• **Your objective**
Give an exact copy of every line, leaving images out.
## begin Information shown
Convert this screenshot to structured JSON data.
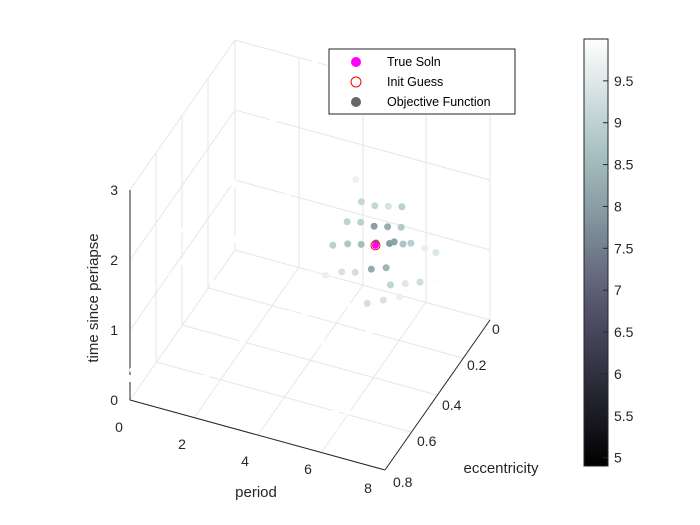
{
  "chart_data": {
    "type": "scatter3d",
    "xlabel": "period",
    "ylabel": "eccentricity",
    "zlabel": "time since periapse",
    "xlim": [
      0,
      8
    ],
    "ylim": [
      0,
      0.8
    ],
    "zlim": [
      0,
      3
    ],
    "x_ticks": [
      "0",
      "2",
      "4",
      "6",
      "8"
    ],
    "y_ticks": [
      "0",
      "0.2",
      "0.4",
      "0.6",
      "0.8"
    ],
    "z_ticks": [
      "0",
      "1",
      "2",
      "3"
    ],
    "grid": true,
    "legend_position": "top-right",
    "legend": [
      "True Soln",
      "Init Guess",
      "Objective Function"
    ],
    "colorbar": {
      "range": [
        4.9,
        10
      ],
      "ticks": [
        "5",
        "5.5",
        "6",
        "6.5",
        "7",
        "7.5",
        "8",
        "8.5",
        "9",
        "9.5"
      ],
      "colormap": "bone",
      "colors": [
        "#000000",
        "#1c1c26",
        "#383849",
        "#55546d",
        "#717c8b",
        "#8ea3a9",
        "#acc5c5",
        "#d5e2e2",
        "#ffffff"
      ]
    },
    "series": [
      {
        "name": "True Soln",
        "color": "#ff00ff",
        "marker": "filled-circle",
        "points": [
          [
            4.9,
            0.12,
            1.0
          ]
        ]
      },
      {
        "name": "Init Guess",
        "color": "#ff0000",
        "marker": "open-circle",
        "points": [
          [
            4.9,
            0.12,
            1.0
          ]
        ]
      },
      {
        "name": "Objective Function",
        "color": "#666666",
        "marker": "filled-circle",
        "points": [
          [
            0.7,
            0.8,
            2.2
          ],
          [
            0.8,
            0.75,
            2.2
          ],
          [
            0.95,
            0.72,
            2.25
          ],
          [
            1.15,
            0.7,
            2.3
          ],
          [
            1.3,
            0.68,
            2.3
          ],
          [
            0.8,
            0.72,
            1.7
          ],
          [
            1.05,
            0.65,
            1.7
          ],
          [
            1.2,
            0.62,
            1.7
          ],
          [
            1.4,
            0.6,
            1.75
          ],
          [
            1.7,
            0.52,
            1.7
          ],
          [
            2.0,
            0.48,
            1.7
          ],
          [
            1.55,
            0.64,
            1.35
          ],
          [
            1.8,
            0.6,
            1.35
          ],
          [
            2.2,
            0.62,
            0.55
          ],
          [
            2.4,
            0.6,
            0.55
          ],
          [
            2.6,
            0.58,
            0.55
          ],
          [
            2.0,
            0.7,
            0.35
          ],
          [
            2.3,
            0.68,
            0.35
          ],
          [
            0.3,
            0.85,
            0.6
          ],
          [
            0.2,
            0.88,
            0.55
          ],
          [
            0.25,
            0.86,
            0.5
          ],
          [
            3.0,
            0.45,
            1.2
          ],
          [
            3.3,
            0.42,
            1.2
          ],
          [
            3.6,
            0.4,
            1.15
          ],
          [
            3.9,
            0.36,
            1.1
          ],
          [
            4.2,
            0.33,
            1.05
          ],
          [
            4.5,
            0.28,
            1.0
          ],
          [
            4.8,
            0.25,
            0.95
          ],
          [
            5.1,
            0.2,
            0.9
          ],
          [
            5.4,
            0.16,
            0.85
          ],
          [
            3.2,
            0.35,
            1.4
          ],
          [
            3.5,
            0.32,
            1.35
          ],
          [
            3.8,
            0.28,
            1.3
          ],
          [
            4.1,
            0.25,
            1.25
          ],
          [
            4.4,
            0.21,
            1.2
          ],
          [
            4.7,
            0.18,
            1.15
          ],
          [
            5.0,
            0.14,
            1.1
          ],
          [
            5.3,
            0.11,
            1.05
          ],
          [
            5.6,
            0.08,
            1.0
          ],
          [
            3.4,
            0.28,
            1.6
          ],
          [
            3.7,
            0.25,
            1.55
          ],
          [
            4.0,
            0.22,
            1.5
          ],
          [
            4.3,
            0.19,
            1.45
          ],
          [
            4.6,
            0.16,
            1.4
          ],
          [
            4.9,
            0.13,
            1.3
          ],
          [
            5.2,
            0.1,
            1.25
          ],
          [
            5.5,
            0.07,
            1.2
          ],
          [
            3.6,
            0.22,
            1.8
          ],
          [
            3.9,
            0.19,
            1.75
          ],
          [
            4.2,
            0.16,
            1.7
          ],
          [
            4.5,
            0.13,
            1.6
          ],
          [
            4.8,
            0.1,
            1.5
          ],
          [
            5.1,
            0.07,
            1.45
          ],
          [
            5.4,
            0.04,
            1.4
          ],
          [
            3.0,
            0.2,
            2.0
          ],
          [
            3.3,
            0.18,
            1.95
          ],
          [
            3.6,
            0.15,
            1.9
          ],
          [
            3.9,
            0.12,
            1.85
          ],
          [
            4.2,
            0.1,
            1.8
          ],
          [
            2.6,
            0.3,
            1.9
          ],
          [
            2.8,
            0.28,
            1.85
          ],
          [
            2.3,
            0.35,
            1.6
          ],
          [
            2.5,
            0.33,
            1.5
          ],
          [
            2.7,
            0.3,
            1.4
          ],
          [
            3.8,
            0.5,
            0.9
          ],
          [
            4.1,
            0.46,
            0.85
          ],
          [
            4.4,
            0.42,
            0.8
          ],
          [
            4.7,
            0.38,
            0.75
          ],
          [
            5.0,
            0.33,
            0.7
          ],
          [
            5.3,
            0.28,
            0.65
          ],
          [
            5.6,
            0.23,
            0.6
          ],
          [
            5.9,
            0.18,
            0.55
          ],
          [
            4.0,
            0.55,
            0.6
          ],
          [
            4.3,
            0.5,
            0.55
          ],
          [
            4.6,
            0.46,
            0.5
          ],
          [
            4.9,
            0.41,
            0.45
          ],
          [
            5.2,
            0.36,
            0.4
          ],
          [
            5.5,
            0.31,
            0.35
          ],
          [
            5.8,
            0.26,
            0.3
          ],
          [
            6.1,
            0.21,
            0.25
          ],
          [
            5.2,
            0.05,
            0.9
          ],
          [
            5.6,
            0.02,
            0.85
          ],
          [
            6.0,
            0.01,
            0.8
          ],
          [
            6.3,
            0.0,
            0.75
          ],
          [
            5.7,
            0.2,
            0.75
          ],
          [
            6.0,
            0.16,
            0.7
          ],
          [
            6.3,
            0.12,
            0.65
          ],
          [
            6.6,
            0.08,
            0.6
          ],
          [
            2.3,
            0.02,
            2.9
          ],
          [
            2.5,
            0.0,
            3.0
          ],
          [
            2.1,
            0.05,
            2.8
          ],
          [
            1.9,
            0.08,
            2.6
          ],
          [
            1.7,
            0.12,
            2.4
          ],
          [
            1.5,
            0.15,
            2.2
          ],
          [
            1.3,
            0.18,
            2.05
          ],
          [
            1.15,
            0.22,
            1.9
          ],
          [
            1.0,
            0.25,
            1.75
          ],
          [
            4.8,
            0.7,
            0.05
          ],
          [
            5.1,
            0.68,
            0.05
          ],
          [
            5.4,
            0.65,
            0.05
          ],
          [
            5.7,
            0.62,
            0.05
          ],
          [
            6.0,
            0.6,
            0.05
          ],
          [
            5.0,
            0.75,
            0.0
          ],
          [
            5.3,
            0.72,
            0.0
          ],
          [
            5.6,
            0.7,
            0.0
          ],
          [
            5.9,
            0.67,
            0.0
          ]
        ]
      }
    ]
  }
}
## end Information shown
• **Solution to this exercise**
Convert this screenshot to structured JSON data.
{
  "chart_data": {
    "type": "scatter3d",
    "xlabel": "period",
    "ylabel": "eccentricity",
    "zlabel": "time since periapse",
    "xlim": [
      0,
      8
    ],
    "ylim": [
      0,
      0.8
    ],
    "zlim": [
      0,
      3
    ],
    "x_ticks": [
      "0",
      "2",
      "4",
      "6",
      "8"
    ],
    "y_ticks": [
      "0",
      "0.2",
      "0.4",
      "0.6",
      "0.8"
    ],
    "z_ticks": [
      "0",
      "1",
      "2",
      "3"
    ],
    "grid": true,
    "legend_position": "top-right",
    "legend": [
      "True Soln",
      "Init Guess",
      "Objective Function"
    ],
    "colorbar": {
      "range": [
        4.9,
        10
      ],
      "ticks": [
        "5",
        "5.5",
        "6",
        "6.5",
        "7",
        "7.5",
        "8",
        "8.5",
        "9",
        "9.5"
      ],
      "colormap": "bone",
      "colors": [
        "#000000",
        "#1c1c26",
        "#383849",
        "#55546d",
        "#717c8b",
        "#8ea3a9",
        "#acc5c5",
        "#d5e2e2",
        "#ffffff"
      ]
    },
    "series": [
      {
        "name": "True Soln",
        "color": "#ff00ff",
        "marker": "filled-circle",
        "points": [
          [
            4.9,
            0.12,
            1.0
          ]
        ]
      },
      {
        "name": "Init Guess",
        "color": "#ff0000",
        "marker": "open-circle",
        "points": [
          [
            4.9,
            0.12,
            1.0
          ]
        ]
      },
      {
        "name": "Objective Function",
        "color": "#666666",
        "marker": "filled-circle",
        "points": [
          [
            0.7,
            0.8,
            2.2
          ],
          [
            0.8,
            0.75,
            2.2
          ],
          [
            0.95,
            0.72,
            2.25
          ],
          [
            1.15,
            0.7,
            2.3
          ],
          [
            1.3,
            0.68,
            2.3
          ],
          [
            0.8,
            0.72,
            1.7
          ],
          [
            1.05,
            0.65,
            1.7
          ],
          [
            1.2,
            0.62,
            1.7
          ],
          [
            1.4,
            0.6,
            1.75
          ],
          [
            1.7,
            0.52,
            1.7
          ],
          [
            2.0,
            0.48,
            1.7
          ],
          [
            1.55,
            0.64,
            1.35
          ],
          [
            1.8,
            0.6,
            1.35
          ],
          [
            2.2,
            0.62,
            0.55
          ],
          [
            2.4,
            0.6,
            0.55
          ],
          [
            2.6,
            0.58,
            0.55
          ],
          [
            2.0,
            0.7,
            0.35
          ],
          [
            2.3,
            0.68,
            0.35
          ],
          [
            0.3,
            0.85,
            0.6
          ],
          [
            0.2,
            0.88,
            0.55
          ],
          [
            0.25,
            0.86,
            0.5
          ],
          [
            3.0,
            0.45,
            1.2
          ],
          [
            3.3,
            0.42,
            1.2
          ],
          [
            3.6,
            0.4,
            1.15
          ],
          [
            3.9,
            0.36,
            1.1
          ],
          [
            4.2,
            0.33,
            1.05
          ],
          [
            4.5,
            0.28,
            1.0
          ],
          [
            4.8,
            0.25,
            0.95
          ],
          [
            5.1,
            0.2,
            0.9
          ],
          [
            5.4,
            0.16,
            0.85
          ],
          [
            3.2,
            0.35,
            1.4
          ],
          [
            3.5,
            0.32,
            1.35
          ],
          [
            3.8,
            0.28,
            1.3
          ],
          [
            4.1,
            0.25,
            1.25
          ],
          [
            4.4,
            0.21,
            1.2
          ],
          [
            4.7,
            0.18,
            1.15
          ],
          [
            5.0,
            0.14,
            1.1
          ],
          [
            5.3,
            0.11,
            1.05
          ],
          [
            5.6,
            0.08,
            1.0
          ],
          [
            3.4,
            0.28,
            1.6
          ],
          [
            3.7,
            0.25,
            1.55
          ],
          [
            4.0,
            0.22,
            1.5
          ],
          [
            4.3,
            0.19,
            1.45
          ],
          [
            4.6,
            0.16,
            1.4
          ],
          [
            4.9,
            0.13,
            1.3
          ],
          [
            5.2,
            0.1,
            1.25
          ],
          [
            5.5,
            0.07,
            1.2
          ],
          [
            3.6,
            0.22,
            1.8
          ],
          [
            3.9,
            0.19,
            1.75
          ],
          [
            4.2,
            0.16,
            1.7
          ],
          [
            4.5,
            0.13,
            1.6
          ],
          [
            4.8,
            0.1,
            1.5
          ],
          [
            5.1,
            0.07,
            1.45
          ],
          [
            5.4,
            0.04,
            1.4
          ],
          [
            3.0,
            0.2,
            2.0
          ],
          [
            3.3,
            0.18,
            1.95
          ],
          [
            3.6,
            0.15,
            1.9
          ],
          [
            3.9,
            0.12,
            1.85
          ],
          [
            4.2,
            0.1,
            1.8
          ],
          [
            2.6,
            0.3,
            1.9
          ],
          [
            2.8,
            0.28,
            1.85
          ],
          [
            2.3,
            0.35,
            1.6
          ],
          [
            2.5,
            0.33,
            1.5
          ],
          [
            2.7,
            0.3,
            1.4
          ],
          [
            3.8,
            0.5,
            0.9
          ],
          [
            4.1,
            0.46,
            0.85
          ],
          [
            4.4,
            0.42,
            0.8
          ],
          [
            4.7,
            0.38,
            0.75
          ],
          [
            5.0,
            0.33,
            0.7
          ],
          [
            5.3,
            0.28,
            0.65
          ],
          [
            5.6,
            0.23,
            0.6
          ],
          [
            5.9,
            0.18,
            0.55
          ],
          [
            4.0,
            0.55,
            0.6
          ],
          [
            4.3,
            0.5,
            0.55
          ],
          [
            4.6,
            0.46,
            0.5
          ],
          [
            4.9,
            0.41,
            0.45
          ],
          [
            5.2,
            0.36,
            0.4
          ],
          [
            5.5,
            0.31,
            0.35
          ],
          [
            5.8,
            0.26,
            0.3
          ],
          [
            6.1,
            0.21,
            0.25
          ],
          [
            5.2,
            0.05,
            0.9
          ],
          [
            5.6,
            0.02,
            0.85
          ],
          [
            6.0,
            0.01,
            0.8
          ],
          [
            6.3,
            0.0,
            0.75
          ],
          [
            5.7,
            0.2,
            0.75
          ],
          [
            6.0,
            0.16,
            0.7
          ],
          [
            6.3,
            0.12,
            0.65
          ],
          [
            6.6,
            0.08,
            0.6
          ],
          [
            2.3,
            0.02,
            2.9
          ],
          [
            2.5,
            0.0,
            3.0
          ],
          [
            2.1,
            0.05,
            2.8
          ],
          [
            1.9,
            0.08,
            2.6
          ],
          [
            1.7,
            0.12,
            2.4
          ],
          [
            1.5,
            0.15,
            2.2
          ],
          [
            1.3,
            0.18,
            2.05
          ],
          [
            1.15,
            0.22,
            1.9
          ],
          [
            1.0,
            0.25,
            1.75
          ],
          [
            4.8,
            0.7,
            0.05
          ],
          [
            5.1,
            0.68,
            0.05
          ],
          [
            5.4,
            0.65,
            0.05
          ],
          [
            5.7,
            0.62,
            0.05
          ],
          [
            6.0,
            0.6,
            0.05
          ],
          [
            5.0,
            0.75,
            0.0
          ],
          [
            5.3,
            0.72,
            0.0
          ],
          [
            5.6,
            0.7,
            0.0
          ],
          [
            5.9,
            0.67,
            0.0
          ]
        ]
      }
    ]
  }
}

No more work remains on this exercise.